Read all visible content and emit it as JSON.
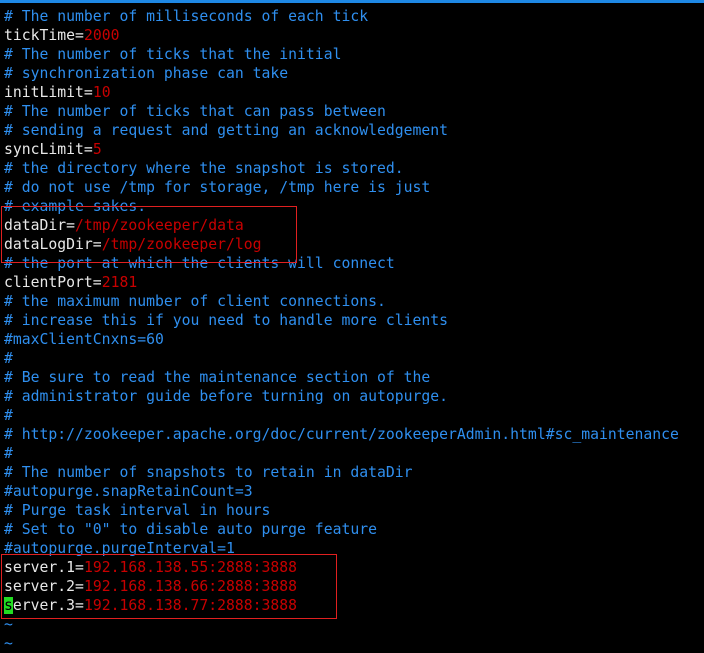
{
  "colors": {
    "comment": "#2f8fef",
    "value": "#c80000",
    "key": "#e8e8e8",
    "cursor": "#22dd22",
    "highlight_box": "#e02020"
  },
  "lines": [
    {
      "comment": "# The number of milliseconds of each tick"
    },
    {
      "key": "tickTime=",
      "value": "2000"
    },
    {
      "comment": "# The number of ticks that the initial"
    },
    {
      "comment": "# synchronization phase can take"
    },
    {
      "key": "initLimit=",
      "value": "10"
    },
    {
      "comment": "# The number of ticks that can pass between"
    },
    {
      "comment": "# sending a request and getting an acknowledgement"
    },
    {
      "key": "syncLimit=",
      "value": "5"
    },
    {
      "comment": "# the directory where the snapshot is stored."
    },
    {
      "comment": "# do not use /tmp for storage, /tmp here is just"
    },
    {
      "comment": "# example sakes."
    },
    {
      "key": "dataDir=",
      "value": "/tmp/zookeeper/data"
    },
    {
      "key": "dataLogDir=",
      "value": "/tmp/zookeeper/log"
    },
    {
      "comment": "# the port at which the clients will connect"
    },
    {
      "key": "clientPort=",
      "value": "2181"
    },
    {
      "comment": "# the maximum number of client connections."
    },
    {
      "comment": "# increase this if you need to handle more clients"
    },
    {
      "comment": "#maxClientCnxns=60"
    },
    {
      "comment": "#"
    },
    {
      "comment": "# Be sure to read the maintenance section of the"
    },
    {
      "comment": "# administrator guide before turning on autopurge."
    },
    {
      "comment": "#"
    },
    {
      "comment": "# http://zookeeper.apache.org/doc/current/zookeeperAdmin.html#sc_maintenance"
    },
    {
      "comment": "#"
    },
    {
      "comment": "# The number of snapshots to retain in dataDir"
    },
    {
      "comment": "#autopurge.snapRetainCount=3"
    },
    {
      "comment": "# Purge task interval in hours"
    },
    {
      "comment": "# Set to \"0\" to disable auto purge feature"
    },
    {
      "comment": "#autopurge.purgeInterval=1"
    },
    {
      "key": "server.1=",
      "value": "192.168.138.55:2888:3888"
    },
    {
      "key": "server.2=",
      "value": "192.168.138.66:2888:3888"
    },
    {
      "key": "server.3=",
      "value": "192.168.138.77:2888:3888",
      "cursor": true
    },
    {
      "tilde": "~"
    },
    {
      "tilde": "~"
    }
  ]
}
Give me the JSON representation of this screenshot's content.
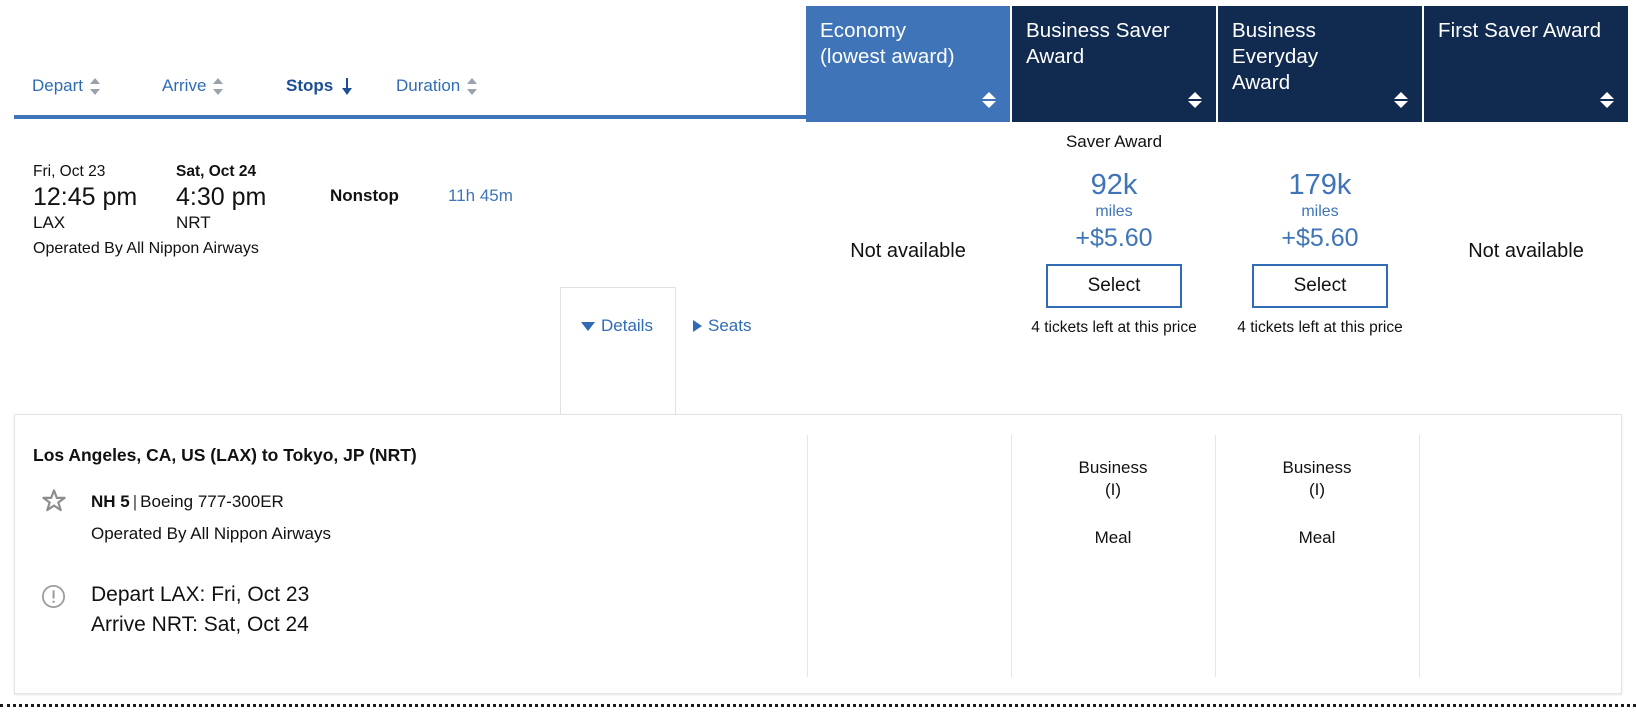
{
  "sort_bar": {
    "items": [
      {
        "label": "Depart",
        "icon": "sort-updown-icon",
        "active": false
      },
      {
        "label": "Arrive",
        "icon": "sort-updown-icon",
        "active": false
      },
      {
        "label": "Stops",
        "icon": "sort-arrow-down-icon",
        "active": true
      },
      {
        "label": "Duration",
        "icon": "sort-updown-icon",
        "active": false
      }
    ]
  },
  "fare_columns": [
    {
      "key": "economy",
      "title_line1": "Economy",
      "title_line2": "(lowest award)",
      "accent": true,
      "bg": "#3f74b8"
    },
    {
      "key": "business_saver",
      "title_line1": "Business Saver",
      "title_line2": "Award",
      "accent": false,
      "bg": "#112b50"
    },
    {
      "key": "business_everyday",
      "title_line1": "Business Everyday",
      "title_line2": "Award",
      "accent": false,
      "bg": "#112b50"
    },
    {
      "key": "first_saver",
      "title_line1": "First Saver Award",
      "title_line2": "",
      "accent": false,
      "bg": "#112b50"
    }
  ],
  "saver_award_caption": "Saver Award",
  "flight": {
    "depart_date": "Fri, Oct 23",
    "depart_time": "12:45 pm",
    "depart_airport": "LAX",
    "arrive_date": "Sat, Oct 24",
    "arrive_time": "4:30 pm",
    "arrive_airport": "NRT",
    "stops": "Nonstop",
    "duration": "11h 45m",
    "operated_by": "Operated By All Nippon Airways",
    "details_label": "Details",
    "seats_label": "Seats"
  },
  "fares": [
    {
      "column": "economy",
      "available": false,
      "unavailable_text": "Not available",
      "miles": "",
      "miles_unit": "",
      "cash": "",
      "select_label": "",
      "tickets_left": ""
    },
    {
      "column": "business_saver",
      "available": true,
      "unavailable_text": "",
      "miles": "92k",
      "miles_unit": "miles",
      "cash": "+$5.60",
      "select_label": "Select",
      "tickets_left": "4 tickets left at this price"
    },
    {
      "column": "business_everyday",
      "available": true,
      "unavailable_text": "",
      "miles": "179k",
      "miles_unit": "miles",
      "cash": "+$5.60",
      "select_label": "Select",
      "tickets_left": "4 tickets left at this price"
    },
    {
      "column": "first_saver",
      "available": false,
      "unavailable_text": "Not available",
      "miles": "",
      "miles_unit": "",
      "cash": "",
      "select_label": "",
      "tickets_left": ""
    }
  ],
  "details_panel": {
    "route": "Los Angeles, CA, US (LAX) to Tokyo, JP (NRT)",
    "alliance_icon": "star-alliance-icon",
    "flight_number": "NH 5",
    "separator": "|",
    "aircraft": "Boeing 777-300ER",
    "operated_by": "Operated By All Nippon Airways",
    "info_icon": "exclamation-circle-icon",
    "depart_line": "Depart LAX: Fri, Oct 23",
    "arrive_line": "Arrive NRT: Sat, Oct 24",
    "cabins": [
      {
        "column": "economy",
        "cabin": "",
        "fare_class": "",
        "meal": ""
      },
      {
        "column": "business_saver",
        "cabin": "Business",
        "fare_class": "(I)",
        "meal": "Meal"
      },
      {
        "column": "business_everyday",
        "cabin": "Business",
        "fare_class": "(I)",
        "meal": "Meal"
      },
      {
        "column": "first_saver",
        "cabin": "",
        "fare_class": "",
        "meal": ""
      }
    ]
  },
  "colors": {
    "accent_blue": "#3f74b8",
    "navy": "#112b50",
    "link_blue": "#2f6cb5",
    "text": "#111111"
  }
}
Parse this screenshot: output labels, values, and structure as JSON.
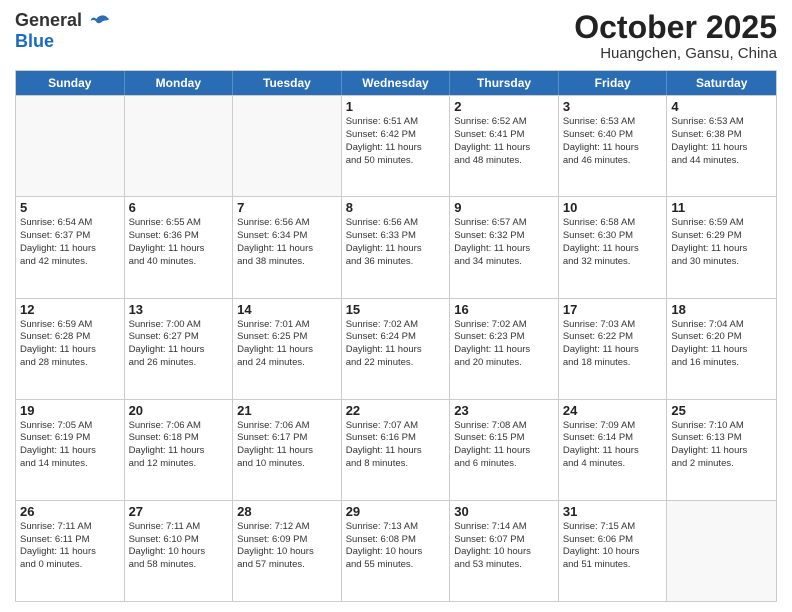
{
  "logo": {
    "line1": "General",
    "line2": "Blue"
  },
  "title": "October 2025",
  "subtitle": "Huangchen, Gansu, China",
  "header_days": [
    "Sunday",
    "Monday",
    "Tuesday",
    "Wednesday",
    "Thursday",
    "Friday",
    "Saturday"
  ],
  "weeks": [
    [
      {
        "day": "",
        "text": ""
      },
      {
        "day": "",
        "text": ""
      },
      {
        "day": "",
        "text": ""
      },
      {
        "day": "1",
        "text": "Sunrise: 6:51 AM\nSunset: 6:42 PM\nDaylight: 11 hours\nand 50 minutes."
      },
      {
        "day": "2",
        "text": "Sunrise: 6:52 AM\nSunset: 6:41 PM\nDaylight: 11 hours\nand 48 minutes."
      },
      {
        "day": "3",
        "text": "Sunrise: 6:53 AM\nSunset: 6:40 PM\nDaylight: 11 hours\nand 46 minutes."
      },
      {
        "day": "4",
        "text": "Sunrise: 6:53 AM\nSunset: 6:38 PM\nDaylight: 11 hours\nand 44 minutes."
      }
    ],
    [
      {
        "day": "5",
        "text": "Sunrise: 6:54 AM\nSunset: 6:37 PM\nDaylight: 11 hours\nand 42 minutes."
      },
      {
        "day": "6",
        "text": "Sunrise: 6:55 AM\nSunset: 6:36 PM\nDaylight: 11 hours\nand 40 minutes."
      },
      {
        "day": "7",
        "text": "Sunrise: 6:56 AM\nSunset: 6:34 PM\nDaylight: 11 hours\nand 38 minutes."
      },
      {
        "day": "8",
        "text": "Sunrise: 6:56 AM\nSunset: 6:33 PM\nDaylight: 11 hours\nand 36 minutes."
      },
      {
        "day": "9",
        "text": "Sunrise: 6:57 AM\nSunset: 6:32 PM\nDaylight: 11 hours\nand 34 minutes."
      },
      {
        "day": "10",
        "text": "Sunrise: 6:58 AM\nSunset: 6:30 PM\nDaylight: 11 hours\nand 32 minutes."
      },
      {
        "day": "11",
        "text": "Sunrise: 6:59 AM\nSunset: 6:29 PM\nDaylight: 11 hours\nand 30 minutes."
      }
    ],
    [
      {
        "day": "12",
        "text": "Sunrise: 6:59 AM\nSunset: 6:28 PM\nDaylight: 11 hours\nand 28 minutes."
      },
      {
        "day": "13",
        "text": "Sunrise: 7:00 AM\nSunset: 6:27 PM\nDaylight: 11 hours\nand 26 minutes."
      },
      {
        "day": "14",
        "text": "Sunrise: 7:01 AM\nSunset: 6:25 PM\nDaylight: 11 hours\nand 24 minutes."
      },
      {
        "day": "15",
        "text": "Sunrise: 7:02 AM\nSunset: 6:24 PM\nDaylight: 11 hours\nand 22 minutes."
      },
      {
        "day": "16",
        "text": "Sunrise: 7:02 AM\nSunset: 6:23 PM\nDaylight: 11 hours\nand 20 minutes."
      },
      {
        "day": "17",
        "text": "Sunrise: 7:03 AM\nSunset: 6:22 PM\nDaylight: 11 hours\nand 18 minutes."
      },
      {
        "day": "18",
        "text": "Sunrise: 7:04 AM\nSunset: 6:20 PM\nDaylight: 11 hours\nand 16 minutes."
      }
    ],
    [
      {
        "day": "19",
        "text": "Sunrise: 7:05 AM\nSunset: 6:19 PM\nDaylight: 11 hours\nand 14 minutes."
      },
      {
        "day": "20",
        "text": "Sunrise: 7:06 AM\nSunset: 6:18 PM\nDaylight: 11 hours\nand 12 minutes."
      },
      {
        "day": "21",
        "text": "Sunrise: 7:06 AM\nSunset: 6:17 PM\nDaylight: 11 hours\nand 10 minutes."
      },
      {
        "day": "22",
        "text": "Sunrise: 7:07 AM\nSunset: 6:16 PM\nDaylight: 11 hours\nand 8 minutes."
      },
      {
        "day": "23",
        "text": "Sunrise: 7:08 AM\nSunset: 6:15 PM\nDaylight: 11 hours\nand 6 minutes."
      },
      {
        "day": "24",
        "text": "Sunrise: 7:09 AM\nSunset: 6:14 PM\nDaylight: 11 hours\nand 4 minutes."
      },
      {
        "day": "25",
        "text": "Sunrise: 7:10 AM\nSunset: 6:13 PM\nDaylight: 11 hours\nand 2 minutes."
      }
    ],
    [
      {
        "day": "26",
        "text": "Sunrise: 7:11 AM\nSunset: 6:11 PM\nDaylight: 11 hours\nand 0 minutes."
      },
      {
        "day": "27",
        "text": "Sunrise: 7:11 AM\nSunset: 6:10 PM\nDaylight: 10 hours\nand 58 minutes."
      },
      {
        "day": "28",
        "text": "Sunrise: 7:12 AM\nSunset: 6:09 PM\nDaylight: 10 hours\nand 57 minutes."
      },
      {
        "day": "29",
        "text": "Sunrise: 7:13 AM\nSunset: 6:08 PM\nDaylight: 10 hours\nand 55 minutes."
      },
      {
        "day": "30",
        "text": "Sunrise: 7:14 AM\nSunset: 6:07 PM\nDaylight: 10 hours\nand 53 minutes."
      },
      {
        "day": "31",
        "text": "Sunrise: 7:15 AM\nSunset: 6:06 PM\nDaylight: 10 hours\nand 51 minutes."
      },
      {
        "day": "",
        "text": ""
      }
    ]
  ]
}
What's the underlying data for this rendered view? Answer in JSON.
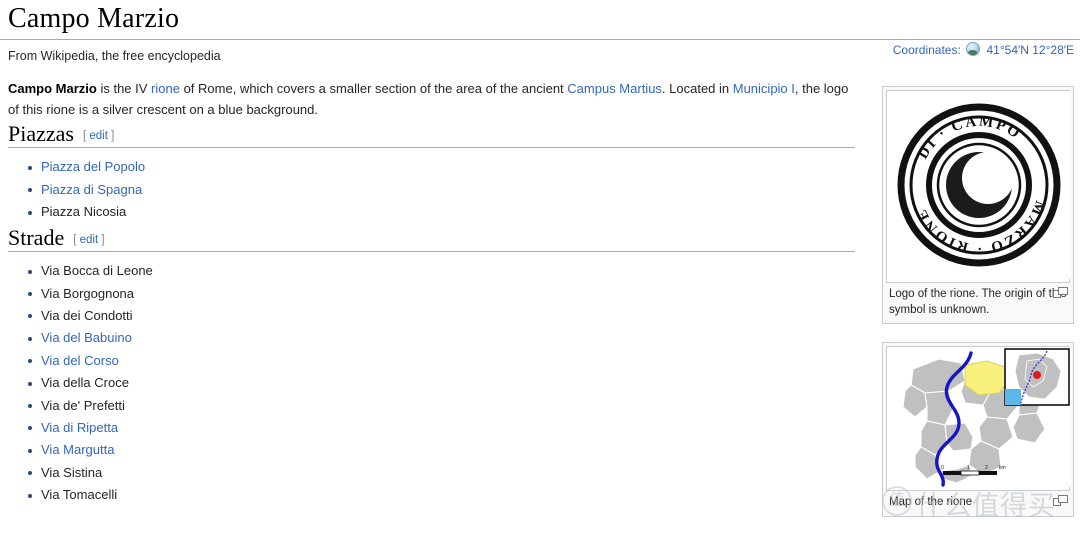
{
  "page": {
    "title": "Campo Marzio",
    "tagline": "From Wikipedia, the free encyclopedia"
  },
  "coordinates": {
    "label": "Coordinates:",
    "globe_icon": "globe-icon",
    "value": "41°54′N 12°28′E"
  },
  "lead": {
    "bold_title": "Campo Marzio",
    "t1": " is the IV ",
    "link_rione": "rione",
    "t2": " of Rome, which covers a smaller section of the area of the ancient ",
    "link_campus": "Campus Martius",
    "t3": ". Located in ",
    "link_municipio": "Municipio I",
    "t4": ", the logo of this rione is a silver crescent on a blue background."
  },
  "sections": [
    {
      "heading": "Piazzas",
      "edit_open": "[",
      "edit_label": "edit",
      "edit_close": "]",
      "items": [
        {
          "label": "Piazza del Popolo",
          "link": true
        },
        {
          "label": "Piazza di Spagna",
          "link": true
        },
        {
          "label": "Piazza Nicosia",
          "link": false
        }
      ]
    },
    {
      "heading": "Strade",
      "edit_open": "[",
      "edit_label": "edit",
      "edit_close": "]",
      "items": [
        {
          "label": "Via Bocca di Leone",
          "link": false
        },
        {
          "label": "Via Borgognona",
          "link": false
        },
        {
          "label": "Via dei Condotti",
          "link": false
        },
        {
          "label": "Via del Babuino",
          "link": true
        },
        {
          "label": "Via del Corso",
          "link": true
        },
        {
          "label": "Via della Croce",
          "link": false
        },
        {
          "label": "Via de' Prefetti",
          "link": false
        },
        {
          "label": "Via di Ripetta",
          "link": true
        },
        {
          "label": "Via Margutta",
          "link": true
        },
        {
          "label": "Via Sistina",
          "link": false
        },
        {
          "label": "Via Tomacelli",
          "link": false
        }
      ]
    }
  ],
  "thumbs": {
    "logo": {
      "caption": "Logo of the rione. The origin of this symbol is unknown.",
      "magnify_icon": "enlarge-icon",
      "seal_text_top": "DI · CAMPO",
      "seal_text_left": "RIONE",
      "seal_text_right": "MARZO"
    },
    "map": {
      "caption": "Map of the rione",
      "magnify_icon": "enlarge-icon",
      "scale_labels": [
        "0",
        "1",
        "2",
        "km"
      ]
    }
  },
  "watermark": {
    "mark": "值",
    "text": "什么值得买"
  },
  "colors": {
    "link": "#3366bb",
    "text": "#252525",
    "rule": "#a2a9b1",
    "highlight": "#f7f07a",
    "river": "#1414cd",
    "land": "#c0c0c0"
  }
}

══════

Task goal. Identify every line above that includes the word "Marzio", and show those lines.

Solution to this exercise.
    "title": "Campo Marzio",
    "bold_title": "Campo Marzio",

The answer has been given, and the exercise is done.